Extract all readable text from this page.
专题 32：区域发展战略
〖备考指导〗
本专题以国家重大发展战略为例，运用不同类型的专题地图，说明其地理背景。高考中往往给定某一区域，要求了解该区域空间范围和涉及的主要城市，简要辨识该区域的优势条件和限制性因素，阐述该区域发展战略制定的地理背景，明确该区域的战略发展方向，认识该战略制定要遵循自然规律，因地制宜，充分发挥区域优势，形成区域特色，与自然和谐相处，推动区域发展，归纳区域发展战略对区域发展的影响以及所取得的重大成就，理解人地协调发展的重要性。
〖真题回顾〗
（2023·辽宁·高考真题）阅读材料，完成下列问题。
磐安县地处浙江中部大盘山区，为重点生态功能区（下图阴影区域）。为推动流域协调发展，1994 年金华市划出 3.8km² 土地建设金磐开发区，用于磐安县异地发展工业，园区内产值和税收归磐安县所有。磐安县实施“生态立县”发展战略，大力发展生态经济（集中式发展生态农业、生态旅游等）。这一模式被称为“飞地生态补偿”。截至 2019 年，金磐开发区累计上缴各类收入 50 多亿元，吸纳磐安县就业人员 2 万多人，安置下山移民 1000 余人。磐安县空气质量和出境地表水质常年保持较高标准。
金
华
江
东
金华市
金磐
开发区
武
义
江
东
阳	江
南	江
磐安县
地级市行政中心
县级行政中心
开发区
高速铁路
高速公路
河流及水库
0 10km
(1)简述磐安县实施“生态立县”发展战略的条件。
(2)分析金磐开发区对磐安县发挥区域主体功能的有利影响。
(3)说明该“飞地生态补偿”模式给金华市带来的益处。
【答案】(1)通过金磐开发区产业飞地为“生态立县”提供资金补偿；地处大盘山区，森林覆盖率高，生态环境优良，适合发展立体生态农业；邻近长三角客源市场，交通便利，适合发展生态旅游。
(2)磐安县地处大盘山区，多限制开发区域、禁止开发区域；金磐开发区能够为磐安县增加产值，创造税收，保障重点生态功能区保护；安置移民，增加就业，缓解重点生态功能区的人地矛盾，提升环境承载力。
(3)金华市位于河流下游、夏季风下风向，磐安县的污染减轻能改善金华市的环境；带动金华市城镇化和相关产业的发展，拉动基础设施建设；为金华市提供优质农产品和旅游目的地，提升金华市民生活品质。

──────

Each line of the material above needs to be quoted exactly, please.

Extract all readable text from this page.
专题 32：区域发展战略
〖备考指导〗
本专题以国家重大发展战略为例，运用不同类型的专题地图，说明其地理背景。高考中往往给定某一区域，要求了解该区域空间范围和涉及的主要城市，简要辨识该区域的优势条件和限制性因素，阐述该区域发展战略制定的地理背景，明确该区域的战略发展方向，认识该战略制定要遵循自然规律，因地制宜，充分发挥区域优势，形成区域特色，与自然和谐相处，推动区域发展，归纳区域发展战略对区域发展的影响以及所取得的重大成就，理解人地协调发展的重要性。
〖真题回顾〗
（2023·辽宁·高考真题）阅读材料，完成下列问题。
磐安县地处浙江中部大盘山区，为重点生态功能区（下图阴影区域）。为推动流域协调发展，1994 年金华市划出 3.8km² 土地建设金磐开发区，用于磐安县异地发展工业，园区内产值和税收归磐安县所有。磐安县实施“生态立县”发展战略，大力发展生态经济（集中式发展生态农业、生态旅游等）。这一模式被称为“飞地生态补偿”。截至 2019 年，金磐开发区累计上缴各类收入 50 多亿元，吸纳磐安县就业人员 2 万多人，安置下山移民 1000 余人。磐安县空气质量和出境地表水质常年保持较高标准。
金
华
江
东
金华市
金磐
开发区
武
义
江
东
阳	江
南	江
磐安县
地级市行政中心
县级行政中心
开发区
高速铁路
高速公路
河流及水库
0 10km
(1)简述磐安县实施“生态立县”发展战略的条件。
(2)分析金磐开发区对磐安县发挥区域主体功能的有利影响。
(3)说明该“飞地生态补偿”模式给金华市带来的益处。
【答案】(1)通过金磐开发区产业飞地为“生态立县”提供资金补偿；地处大盘山区，森林覆盖率高，生态环境优良，适合发展立体生态农业；邻近长三角客源市场，交通便利，适合发展生态旅游。
(2)磐安县地处大盘山区，多限制开发区域、禁止开发区域；金磐开发区能够为磐安县增加产值，创造税收，保障重点生态功能区保护；安置移民，增加就业，缓解重点生态功能区的人地矛盾，提升环境承载力。
(3)金华市位于河流下游、夏季风下风向，磐安县的污染减轻能改善金华市的环境；带动金华市城镇化和相关产业的发展，拉动基础设施建设；为金华市提供优质农产品和旅游目的地，提升金华市民生活品质。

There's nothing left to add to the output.